### Work instructions:
What follows is a set of entries. Give them again exactly, without the pictures.
-- Start of Given records --
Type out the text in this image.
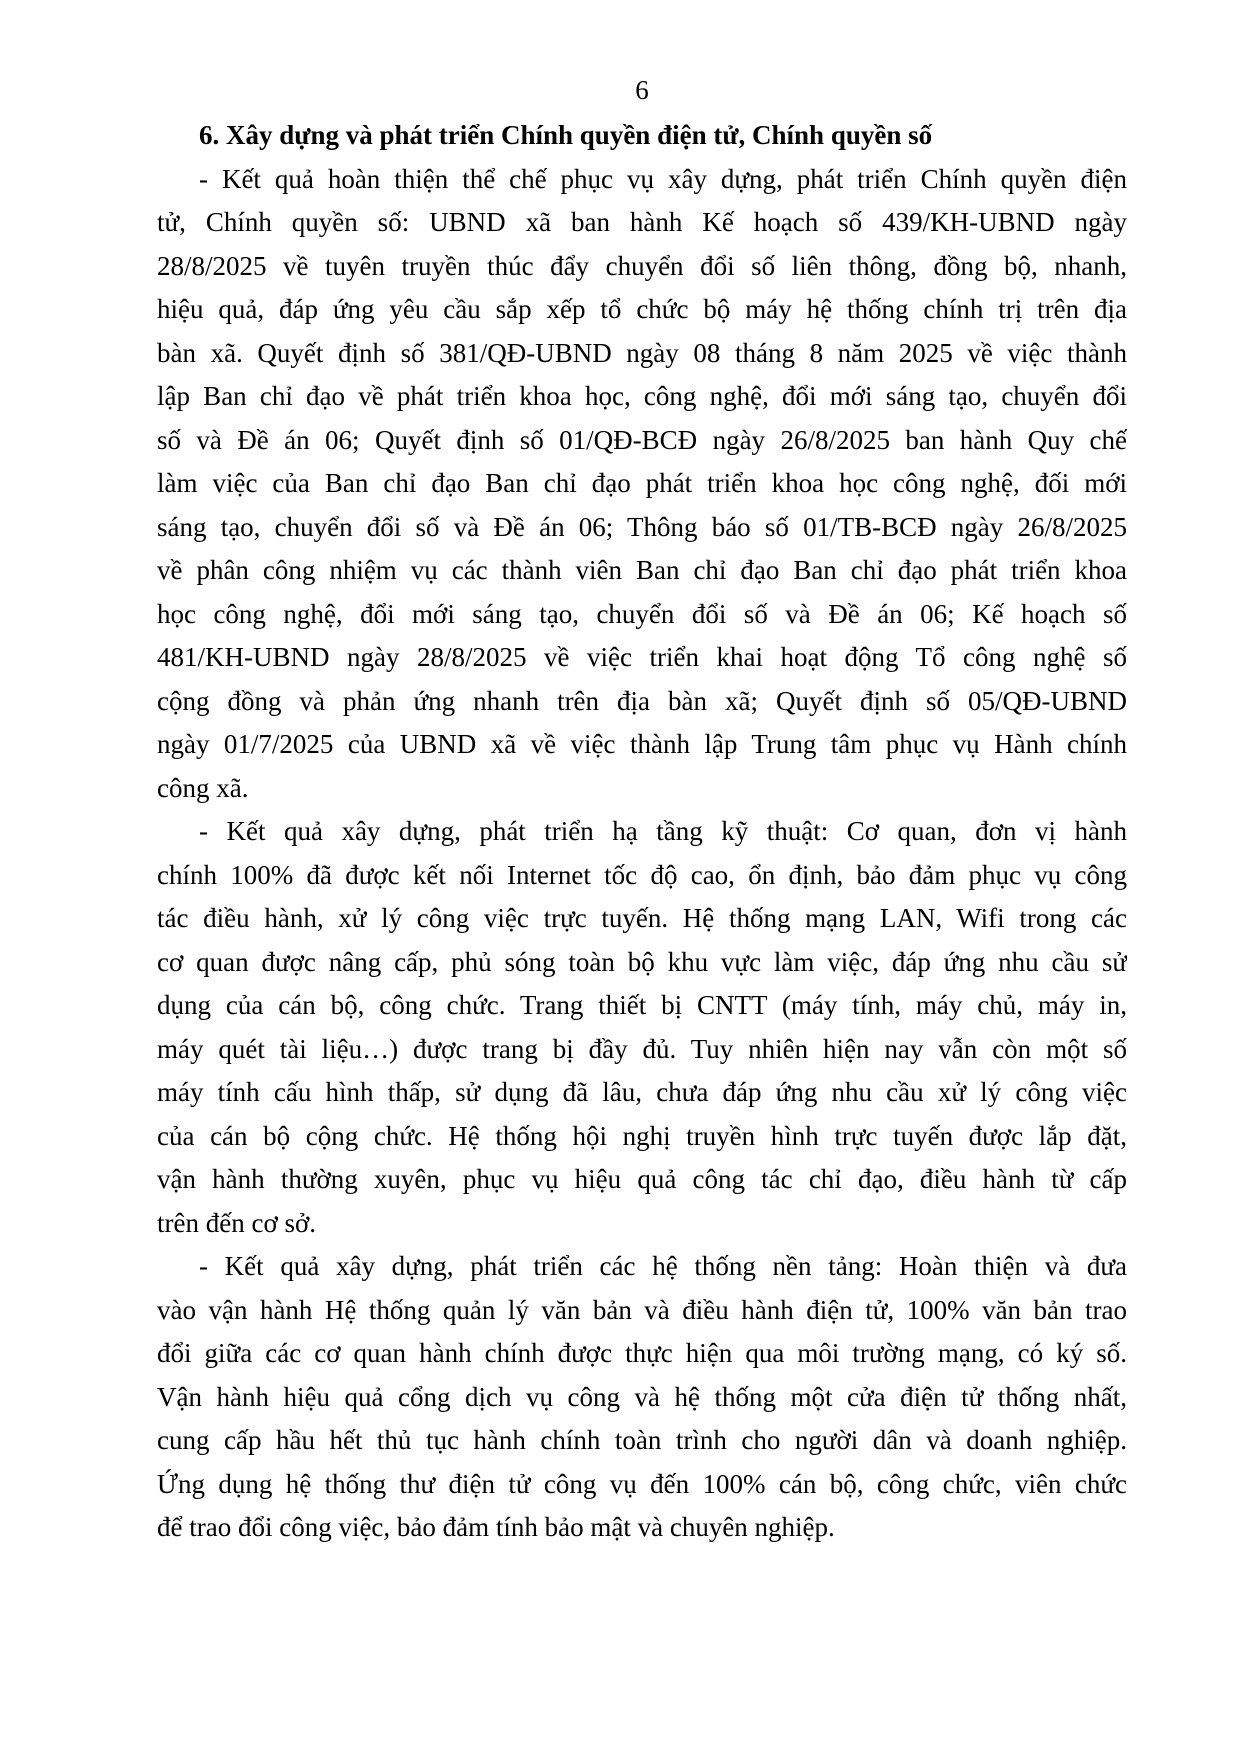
6
6. Xây dựng và phát triển Chính quyền điện tử, Chính quyền số
- Kết quả hoàn thiện thể chế phục vụ xây dựng, phát triển Chính quyền điện
tử, Chính quyền số: UBND xã ban hành Kế hoạch số 439/KH-UBND ngày
28/8/2025 về tuyên truyền thúc đẩy chuyển đổi số liên thông, đồng bộ, nhanh,
hiệu quả, đáp ứng yêu cầu sắp xếp tổ chức bộ máy hệ thống chính trị trên địa
bàn xã. Quyết định số 381/QĐ-UBND ngày 08 tháng 8 năm 2025 về việc thành
lập Ban chỉ đạo về phát triển khoa học, công nghệ, đổi mới sáng tạo, chuyển đổi
số và Đề án 06; Quyết định số 01/QĐ-BCĐ ngày 26/8/2025 ban hành Quy chế
làm việc của Ban chỉ đạo Ban chỉ đạo phát triển khoa học công nghệ, đối mới
sáng tạo, chuyển đổi số và Đề án 06; Thông báo số 01/TB-BCĐ ngày 26/8/2025
về phân công nhiệm vụ các thành viên Ban chỉ đạo Ban chỉ đạo phát triển khoa
học công nghệ, đổi mới sáng tạo, chuyển đổi số và Đề án 06; Kế hoạch số
481/KH-UBND ngày 28/8/2025 về việc triển khai hoạt động Tổ công nghệ số
cộng đồng và phản ứng nhanh trên địa bàn xã; Quyết định số 05/QĐ-UBND
ngày 01/7/2025 của UBND xã về việc thành lập Trung tâm phục vụ Hành chính
công xã.
- Kết quả xây dựng, phát triển hạ tầng kỹ thuật: Cơ quan, đơn vị hành
chính 100% đã được kết nối Internet tốc độ cao, ổn định, bảo đảm phục vụ công
tác điều hành, xử lý công việc trực tuyến. Hệ thống mạng LAN, Wifi trong các
cơ quan được nâng cấp, phủ sóng toàn bộ khu vực làm việc, đáp ứng nhu cầu sử
dụng của cán bộ, công chức. Trang thiết bị CNTT (máy tính, máy chủ, máy in,
máy quét tài liệu…) được trang bị đầy đủ. Tuy nhiên hiện nay vẫn còn một số
máy tính cấu hình thấp, sử dụng đã lâu, chưa đáp ứng nhu cầu xử lý công việc
của cán bộ cộng chức. Hệ thống hội nghị truyền hình trực tuyến được lắp đặt,
vận hành thường xuyên, phục vụ hiệu quả công tác chỉ đạo, điều hành từ cấp
trên đến cơ sở.
- Kết quả xây dựng, phát triển các hệ thống nền tảng: Hoàn thiện và đưa
vào vận hành Hệ thống quản lý văn bản và điều hành điện tử, 100% văn bản trao
đổi giữa các cơ quan hành chính được thực hiện qua môi trường mạng, có ký số.
Vận hành hiệu quả cổng dịch vụ công và hệ thống một cửa điện tử thống nhất,
cung cấp hầu hết thủ tục hành chính toàn trình cho người dân và doanh nghiệp.
Ứng dụng hệ thống thư điện tử công vụ đến 100% cán bộ, công chức, viên chức
để trao đổi công việc, bảo đảm tính bảo mật và chuyên nghiệp.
-- End of Given records --
### Response to the exercise:
Type out the text in this image.
6
6. Xây dựng và phát triển Chính quyền điện tử, Chính quyền số
- Kết quả hoàn thiện thể chế phục vụ xây dựng, phát triển Chính quyền điện
tử, Chính quyền số: UBND xã ban hành Kế hoạch số 439/KH-UBND ngày
28/8/2025 về tuyên truyền thúc đẩy chuyển đổi số liên thông, đồng bộ, nhanh,
hiệu quả, đáp ứng yêu cầu sắp xếp tổ chức bộ máy hệ thống chính trị trên địa
bàn xã. Quyết định số 381/QĐ-UBND ngày 08 tháng 8 năm 2025 về việc thành
lập Ban chỉ đạo về phát triển khoa học, công nghệ, đổi mới sáng tạo, chuyển đổi
số và Đề án 06; Quyết định số 01/QĐ-BCĐ ngày 26/8/2025 ban hành Quy chế
làm việc của Ban chỉ đạo Ban chỉ đạo phát triển khoa học công nghệ, đối mới
sáng tạo, chuyển đổi số và Đề án 06; Thông báo số 01/TB-BCĐ ngày 26/8/2025
về phân công nhiệm vụ các thành viên Ban chỉ đạo Ban chỉ đạo phát triển khoa
học công nghệ, đổi mới sáng tạo, chuyển đổi số và Đề án 06; Kế hoạch số
481/KH-UBND ngày 28/8/2025 về việc triển khai hoạt động Tổ công nghệ số
cộng đồng và phản ứng nhanh trên địa bàn xã; Quyết định số 05/QĐ-UBND
ngày 01/7/2025 của UBND xã về việc thành lập Trung tâm phục vụ Hành chính
công xã.
- Kết quả xây dựng, phát triển hạ tầng kỹ thuật: Cơ quan, đơn vị hành
chính 100% đã được kết nối Internet tốc độ cao, ổn định, bảo đảm phục vụ công
tác điều hành, xử lý công việc trực tuyến. Hệ thống mạng LAN, Wifi trong các
cơ quan được nâng cấp, phủ sóng toàn bộ khu vực làm việc, đáp ứng nhu cầu sử
dụng của cán bộ, công chức. Trang thiết bị CNTT (máy tính, máy chủ, máy in,
máy quét tài liệu…) được trang bị đầy đủ. Tuy nhiên hiện nay vẫn còn một số
máy tính cấu hình thấp, sử dụng đã lâu, chưa đáp ứng nhu cầu xử lý công việc
của cán bộ cộng chức. Hệ thống hội nghị truyền hình trực tuyến được lắp đặt,
vận hành thường xuyên, phục vụ hiệu quả công tác chỉ đạo, điều hành từ cấp
trên đến cơ sở.
- Kết quả xây dựng, phát triển các hệ thống nền tảng: Hoàn thiện và đưa
vào vận hành Hệ thống quản lý văn bản và điều hành điện tử, 100% văn bản trao
đổi giữa các cơ quan hành chính được thực hiện qua môi trường mạng, có ký số.
Vận hành hiệu quả cổng dịch vụ công và hệ thống một cửa điện tử thống nhất,
cung cấp hầu hết thủ tục hành chính toàn trình cho người dân và doanh nghiệp.
Ứng dụng hệ thống thư điện tử công vụ đến 100% cán bộ, công chức, viên chức
để trao đổi công việc, bảo đảm tính bảo mật và chuyên nghiệp.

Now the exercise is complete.